Pictures do not belong in the copy. Return all of the entries exactly.
▼▼▼
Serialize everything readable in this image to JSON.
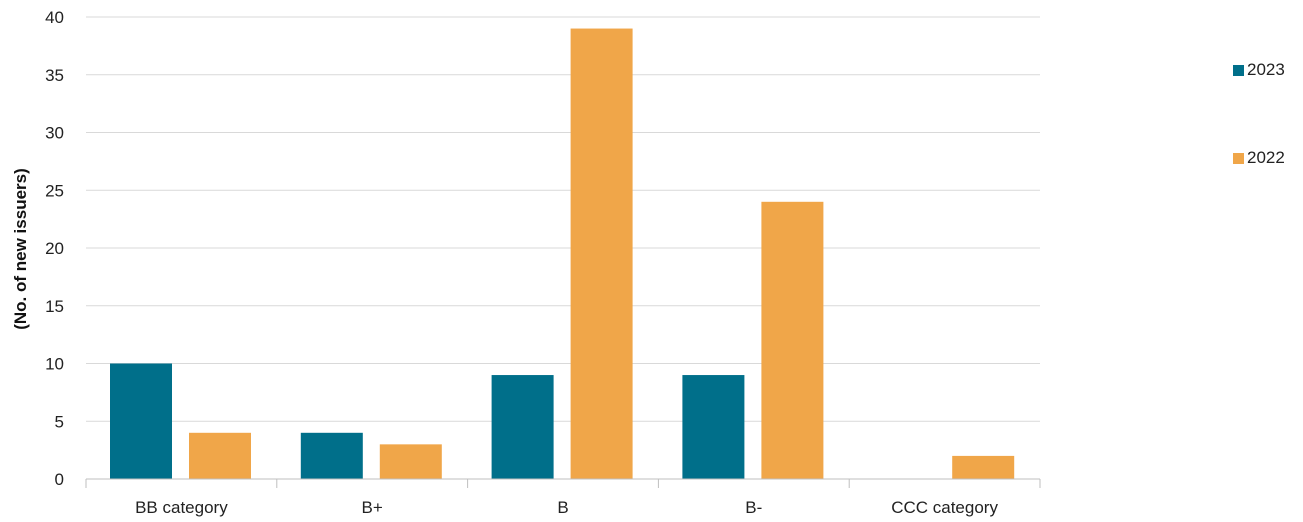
{
  "chart_data": {
    "type": "bar",
    "categories": [
      "BB category",
      "B+",
      "B",
      "B-",
      "CCC category"
    ],
    "series": [
      {
        "name": "2023",
        "color": "#006F8A",
        "values": [
          10,
          4,
          9,
          9,
          0
        ]
      },
      {
        "name": "2022",
        "color": "#F0A649",
        "values": [
          4,
          3,
          39,
          24,
          2
        ]
      }
    ],
    "ylabel": "(No. of new issuers)",
    "xlabel": "",
    "ylim": [
      0,
      40
    ],
    "yticks": [
      0,
      5,
      10,
      15,
      20,
      25,
      30,
      35,
      40
    ],
    "grid": true,
    "legend_position": "right"
  }
}
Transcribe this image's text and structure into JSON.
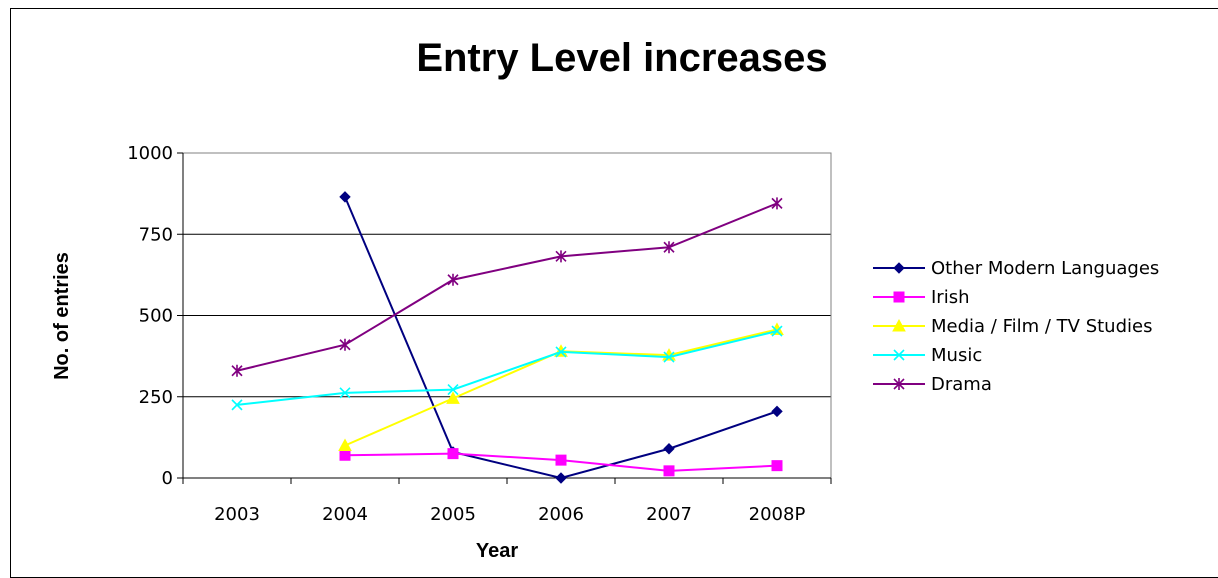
{
  "chart_data": {
    "type": "line",
    "title": "Entry Level increases",
    "xlabel": "Year",
    "ylabel": "No. of entries",
    "categories": [
      "2003",
      "2004",
      "2005",
      "2006",
      "2007",
      "2008P"
    ],
    "ylim": [
      0,
      1000
    ],
    "yticks": [
      0,
      250,
      500,
      750,
      1000
    ],
    "grid": "horizontal",
    "legend_position": "right",
    "series": [
      {
        "name": "Other Modern Languages",
        "color": "#000080",
        "marker": "diamond",
        "values": [
          null,
          865,
          80,
          0,
          90,
          205
        ]
      },
      {
        "name": "Irish",
        "color": "#ff00ff",
        "marker": "square",
        "values": [
          null,
          70,
          75,
          55,
          22,
          38
        ]
      },
      {
        "name": "Media / Film / TV Studies",
        "color": "#ffff00",
        "marker": "triangle",
        "values": [
          null,
          100,
          245,
          390,
          378,
          457
        ]
      },
      {
        "name": "Music",
        "color": "#00ffff",
        "marker": "x",
        "values": [
          225,
          262,
          272,
          388,
          372,
          452
        ]
      },
      {
        "name": "Drama",
        "color": "#800080",
        "marker": "star",
        "values": [
          330,
          410,
          610,
          682,
          710,
          845
        ]
      }
    ]
  }
}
▲▲▲
TASK RESULT:
Serialize everything readable in this image to JSON.
{
  "chart_data": {
    "type": "bar",
    "categories": [
      "BB category",
      "B+",
      "B",
      "B-",
      "CCC category"
    ],
    "series": [
      {
        "name": "2023",
        "color": "#006F8A",
        "values": [
          10,
          4,
          9,
          9,
          0
        ]
      },
      {
        "name": "2022",
        "color": "#F0A649",
        "values": [
          4,
          3,
          39,
          24,
          2
        ]
      }
    ],
    "ylabel": "(No. of new issuers)",
    "xlabel": "",
    "ylim": [
      0,
      40
    ],
    "yticks": [
      0,
      5,
      10,
      15,
      20,
      25,
      30,
      35,
      40
    ],
    "grid": true,
    "legend_position": "right"
  }
}
Transcribe this image's text and structure into JSON.
{
  "chart_data": {
    "type": "line",
    "title": "Entry Level increases",
    "xlabel": "Year",
    "ylabel": "No. of entries",
    "categories": [
      "2003",
      "2004",
      "2005",
      "2006",
      "2007",
      "2008P"
    ],
    "ylim": [
      0,
      1000
    ],
    "yticks": [
      0,
      250,
      500,
      750,
      1000
    ],
    "grid": "horizontal",
    "legend_position": "right",
    "series": [
      {
        "name": "Other Modern Languages",
        "color": "#000080",
        "marker": "diamond",
        "values": [
          null,
          865,
          80,
          0,
          90,
          205
        ]
      },
      {
        "name": "Irish",
        "color": "#ff00ff",
        "marker": "square",
        "values": [
          null,
          70,
          75,
          55,
          22,
          38
        ]
      },
      {
        "name": "Media / Film / TV Studies",
        "color": "#ffff00",
        "marker": "triangle",
        "values": [
          null,
          100,
          245,
          390,
          378,
          457
        ]
      },
      {
        "name": "Music",
        "color": "#00ffff",
        "marker": "x",
        "values": [
          225,
          262,
          272,
          388,
          372,
          452
        ]
      },
      {
        "name": "Drama",
        "color": "#800080",
        "marker": "star",
        "values": [
          330,
          410,
          610,
          682,
          710,
          845
        ]
      }
    ]
  }
}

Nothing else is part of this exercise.